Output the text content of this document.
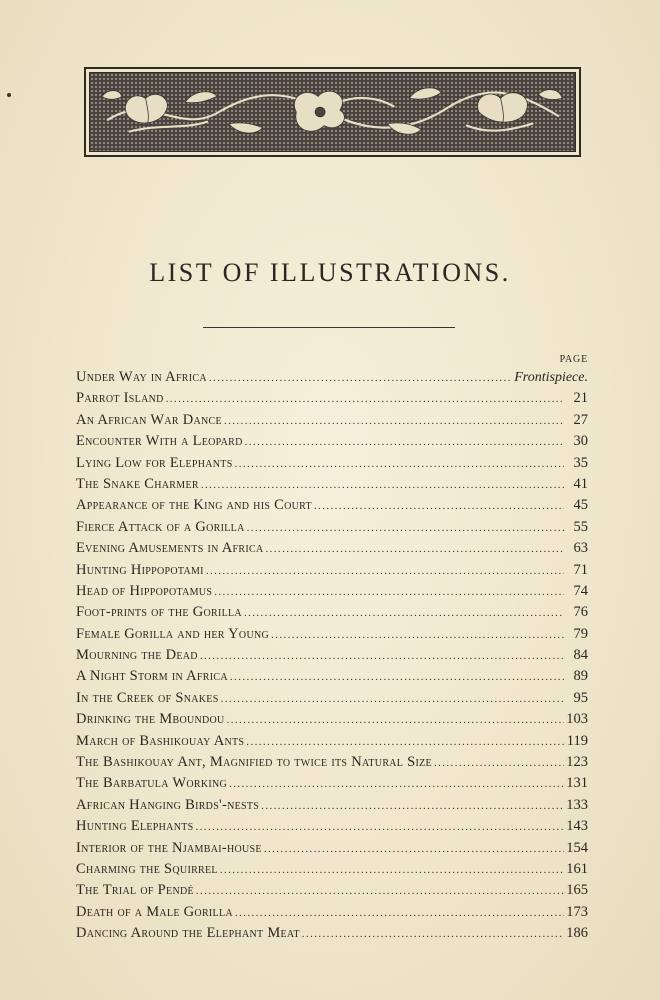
LIST OF ILLUSTRATIONS.
PAGE
Under Way in Africa .....	Frontispiece.
Parrot Island .....	21
An African War Dance .....	27
Encounter With a Leopard .....	30
Lying Low for Elephants .....	35
The Snake Charmer .....	41
Appearance of the King and his Court .....	45
Fierce Attack of a Gorilla .....	55
Evening Amusements in Africa .....	63
Hunting Hippopotami .....	71
Head of Hippopotamus .....	74
Foot-prints of the Gorilla .....	76
Female Gorilla and her Young .....	79
Mourning the Dead .....	84
A Night Storm in Africa .....	89
In the Creek of Snakes .....	95
Drinking the Mboundou .....	103
March of Bashikouay Ants .....	119
The Bashikouay Ant, Magnified to twice its Natural Size .....	123
The Barbatula Working .....	131
African Hanging Birds'-nests .....	133
Hunting Elephants .....	143
Interior of the Njambai-house .....	154
Charming the Squirrel .....	161
The Trial of Pendé .....	165
Death of a Male Gorilla .....	173
Dancing Around the Elephant Meat .....	186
---*---
Task goal:
Your task is an exact transcription of all the data, minus the pictures.

The completed task:
Output the text content of this document.
LIST OF ILLUSTRATIONS.
PAGE
Under Way in Africa .....	Frontispiece.
Parrot Island .....	21
An African War Dance .....	27
Encounter With a Leopard .....	30
Lying Low for Elephants .....	35
The Snake Charmer .....	41
Appearance of the King and his Court .....	45
Fierce Attack of a Gorilla .....	55
Evening Amusements in Africa .....	63
Hunting Hippopotami .....	71
Head of Hippopotamus .....	74
Foot-prints of the Gorilla .....	76
Female Gorilla and her Young .....	79
Mourning the Dead .....	84
A Night Storm in Africa .....	89
In the Creek of Snakes .....	95
Drinking the Mboundou .....	103
March of Bashikouay Ants .....	119
The Bashikouay Ant, Magnified to twice its Natural Size .....	123
The Barbatula Working .....	131
African Hanging Birds'-nests .....	133
Hunting Elephants .....	143
Interior of the Njambai-house .....	154
Charming the Squirrel .....	161
The Trial of Pendé .....	165
Death of a Male Gorilla .....	173
Dancing Around the Elephant Meat .....	186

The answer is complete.